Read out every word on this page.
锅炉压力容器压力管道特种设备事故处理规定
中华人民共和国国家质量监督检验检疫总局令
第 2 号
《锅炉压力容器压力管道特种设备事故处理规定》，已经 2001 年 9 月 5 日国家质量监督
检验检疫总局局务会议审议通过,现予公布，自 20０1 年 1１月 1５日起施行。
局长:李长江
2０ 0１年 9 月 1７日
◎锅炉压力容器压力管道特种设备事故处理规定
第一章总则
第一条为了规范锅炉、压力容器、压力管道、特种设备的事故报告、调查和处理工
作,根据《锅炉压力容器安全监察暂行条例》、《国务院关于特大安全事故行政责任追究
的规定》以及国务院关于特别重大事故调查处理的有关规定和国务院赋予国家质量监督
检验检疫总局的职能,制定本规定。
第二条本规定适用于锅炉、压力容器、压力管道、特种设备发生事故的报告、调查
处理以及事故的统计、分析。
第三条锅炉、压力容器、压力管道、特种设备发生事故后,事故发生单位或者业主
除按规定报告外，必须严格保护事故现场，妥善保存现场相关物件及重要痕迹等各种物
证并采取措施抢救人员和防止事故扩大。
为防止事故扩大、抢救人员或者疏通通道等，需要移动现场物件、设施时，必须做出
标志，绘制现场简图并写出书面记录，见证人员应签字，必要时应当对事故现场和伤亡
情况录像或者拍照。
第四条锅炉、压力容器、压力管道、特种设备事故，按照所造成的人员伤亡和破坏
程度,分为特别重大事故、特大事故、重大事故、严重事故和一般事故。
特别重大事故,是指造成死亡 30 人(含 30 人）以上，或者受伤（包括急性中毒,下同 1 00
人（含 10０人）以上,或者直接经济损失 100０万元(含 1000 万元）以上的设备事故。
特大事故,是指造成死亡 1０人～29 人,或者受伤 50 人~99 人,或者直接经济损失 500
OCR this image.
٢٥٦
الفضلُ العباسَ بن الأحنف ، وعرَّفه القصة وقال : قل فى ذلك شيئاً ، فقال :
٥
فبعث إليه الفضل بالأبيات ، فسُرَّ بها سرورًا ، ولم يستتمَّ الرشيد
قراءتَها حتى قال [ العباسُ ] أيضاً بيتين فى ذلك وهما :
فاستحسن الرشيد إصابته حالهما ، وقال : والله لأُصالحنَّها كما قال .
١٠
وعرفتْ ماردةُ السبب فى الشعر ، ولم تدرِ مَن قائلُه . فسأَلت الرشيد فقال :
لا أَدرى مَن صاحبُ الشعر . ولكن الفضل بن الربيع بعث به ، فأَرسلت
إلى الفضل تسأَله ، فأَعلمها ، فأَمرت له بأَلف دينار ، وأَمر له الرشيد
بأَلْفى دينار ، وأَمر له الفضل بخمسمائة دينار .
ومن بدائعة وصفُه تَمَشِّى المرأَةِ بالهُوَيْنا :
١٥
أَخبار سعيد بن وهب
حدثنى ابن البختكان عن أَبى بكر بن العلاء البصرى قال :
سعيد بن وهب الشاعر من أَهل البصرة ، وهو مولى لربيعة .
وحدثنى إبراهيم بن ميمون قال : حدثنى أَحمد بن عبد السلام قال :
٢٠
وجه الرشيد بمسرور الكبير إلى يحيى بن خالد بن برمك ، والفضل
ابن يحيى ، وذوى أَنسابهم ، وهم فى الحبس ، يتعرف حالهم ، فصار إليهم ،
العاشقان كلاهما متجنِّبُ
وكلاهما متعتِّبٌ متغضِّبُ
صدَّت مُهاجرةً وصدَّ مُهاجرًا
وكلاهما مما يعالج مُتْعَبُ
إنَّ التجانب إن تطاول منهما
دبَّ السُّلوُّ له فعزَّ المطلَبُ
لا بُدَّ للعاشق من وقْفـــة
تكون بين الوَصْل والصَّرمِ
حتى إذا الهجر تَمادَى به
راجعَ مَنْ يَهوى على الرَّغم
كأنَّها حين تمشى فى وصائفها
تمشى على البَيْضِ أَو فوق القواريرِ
■ ■ ■ ■ ■ ■ ■
### [Direction]
Return the entries above exactly, each one complete.

### [Finished task]
Read out every word on this page.
锅炉压力容器压力管道特种设备事故处理规定
中华人民共和国国家质量监督检验检疫总局令
第 2 号
《锅炉压力容器压力管道特种设备事故处理规定》，已经 2001 年 9 月 5 日国家质量监督
检验检疫总局局务会议审议通过,现予公布，自 20０1 年 1１月 1５日起施行。
局长:李长江
2０ 0１年 9 月 1７日
◎锅炉压力容器压力管道特种设备事故处理规定
第一章总则
第一条为了规范锅炉、压力容器、压力管道、特种设备的事故报告、调查和处理工
作,根据《锅炉压力容器安全监察暂行条例》、《国务院关于特大安全事故行政责任追究
的规定》以及国务院关于特别重大事故调查处理的有关规定和国务院赋予国家质量监督
检验检疫总局的职能,制定本规定。
第二条本规定适用于锅炉、压力容器、压力管道、特种设备发生事故的报告、调查
处理以及事故的统计、分析。
第三条锅炉、压力容器、压力管道、特种设备发生事故后,事故发生单位或者业主
除按规定报告外，必须严格保护事故现场，妥善保存现场相关物件及重要痕迹等各种物
证并采取措施抢救人员和防止事故扩大。
为防止事故扩大、抢救人员或者疏通通道等，需要移动现场物件、设施时，必须做出
标志，绘制现场简图并写出书面记录，见证人员应签字，必要时应当对事故现场和伤亡
情况录像或者拍照。
第四条锅炉、压力容器、压力管道、特种设备事故，按照所造成的人员伤亡和破坏
程度,分为特别重大事故、特大事故、重大事故、严重事故和一般事故。
特别重大事故,是指造成死亡 30 人(含 30 人）以上，或者受伤（包括急性中毒,下同 1 00
人（含 10０人）以上,或者直接经济损失 100０万元(含 1000 万元）以上的设备事故。
特大事故,是指造成死亡 1０人～29 人,或者受伤 50 人~99 人,或者直接经济损失 500
OCR this image.
٢٥٦
الفضلُ العباسَ بن الأحنف ، وعرَّفه القصة وقال : قل فى ذلك شيئاً ، فقال :
٥
فبعث إليه الفضل بالأبيات ، فسُرَّ بها سرورًا ، ولم يستتمَّ الرشيد
قراءتَها حتى قال [ العباسُ ] أيضاً بيتين فى ذلك وهما :
فاستحسن الرشيد إصابته حالهما ، وقال : والله لأُصالحنَّها كما قال .
١٠
وعرفتْ ماردةُ السبب فى الشعر ، ولم تدرِ مَن قائلُه . فسأَلت الرشيد فقال :
لا أَدرى مَن صاحبُ الشعر . ولكن الفضل بن الربيع بعث به ، فأَرسلت
إلى الفضل تسأَله ، فأَعلمها ، فأَمرت له بأَلف دينار ، وأَمر له الرشيد
بأَلْفى دينار ، وأَمر له الفضل بخمسمائة دينار .
ومن بدائعة وصفُه تَمَشِّى المرأَةِ بالهُوَيْنا :
١٥
أَخبار سعيد بن وهب
حدثنى ابن البختكان عن أَبى بكر بن العلاء البصرى قال :
سعيد بن وهب الشاعر من أَهل البصرة ، وهو مولى لربيعة .
وحدثنى إبراهيم بن ميمون قال : حدثنى أَحمد بن عبد السلام قال :
٢٠
وجه الرشيد بمسرور الكبير إلى يحيى بن خالد بن برمك ، والفضل
ابن يحيى ، وذوى أَنسابهم ، وهم فى الحبس ، يتعرف حالهم ، فصار إليهم ،
العاشقان كلاهما متجنِّبُ
وكلاهما متعتِّبٌ متغضِّبُ
صدَّت مُهاجرةً وصدَّ مُهاجرًا
وكلاهما مما يعالج مُتْعَبُ
إنَّ التجانب إن تطاول منهما
دبَّ السُّلوُّ له فعزَّ المطلَبُ
لا بُدَّ للعاشق من وقْفـــة
تكون بين الوَصْل والصَّرمِ
حتى إذا الهجر تَمادَى به
راجعَ مَنْ يَهوى على الرَّغم
كأنَّها حين تمشى فى وصائفها
تمشى على البَيْضِ أَو فوق القواريرِ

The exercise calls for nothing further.